_Extracted data_
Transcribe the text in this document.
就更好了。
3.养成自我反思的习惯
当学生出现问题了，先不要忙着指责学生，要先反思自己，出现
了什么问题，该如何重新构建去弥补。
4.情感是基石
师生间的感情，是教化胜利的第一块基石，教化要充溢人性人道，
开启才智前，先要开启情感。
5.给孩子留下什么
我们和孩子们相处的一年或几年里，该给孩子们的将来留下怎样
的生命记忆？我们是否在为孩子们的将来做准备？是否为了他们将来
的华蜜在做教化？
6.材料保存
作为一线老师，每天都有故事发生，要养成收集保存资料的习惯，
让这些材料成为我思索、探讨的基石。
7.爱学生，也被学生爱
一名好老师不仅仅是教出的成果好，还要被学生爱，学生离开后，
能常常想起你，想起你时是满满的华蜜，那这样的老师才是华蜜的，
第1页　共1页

_Problem to solve_
Your task is to repeat the data exactly; please include every line.

_Worked answer_
Transcribe the text in this document.
就更好了。
3.养成自我反思的习惯
当学生出现问题了，先不要忙着指责学生，要先反思自己，出现
了什么问题，该如何重新构建去弥补。
4.情感是基石
师生间的感情，是教化胜利的第一块基石，教化要充溢人性人道，
开启才智前，先要开启情感。
5.给孩子留下什么
我们和孩子们相处的一年或几年里，该给孩子们的将来留下怎样
的生命记忆？我们是否在为孩子们的将来做准备？是否为了他们将来
的华蜜在做教化？
6.材料保存
作为一线老师，每天都有故事发生，要养成收集保存资料的习惯，
让这些材料成为我思索、探讨的基石。
7.爱学生，也被学生爱
一名好老师不仅仅是教出的成果好，还要被学生爱，学生离开后，
能常常想起你，想起你时是满满的华蜜，那这样的老师才是华蜜的，
第1页　共1页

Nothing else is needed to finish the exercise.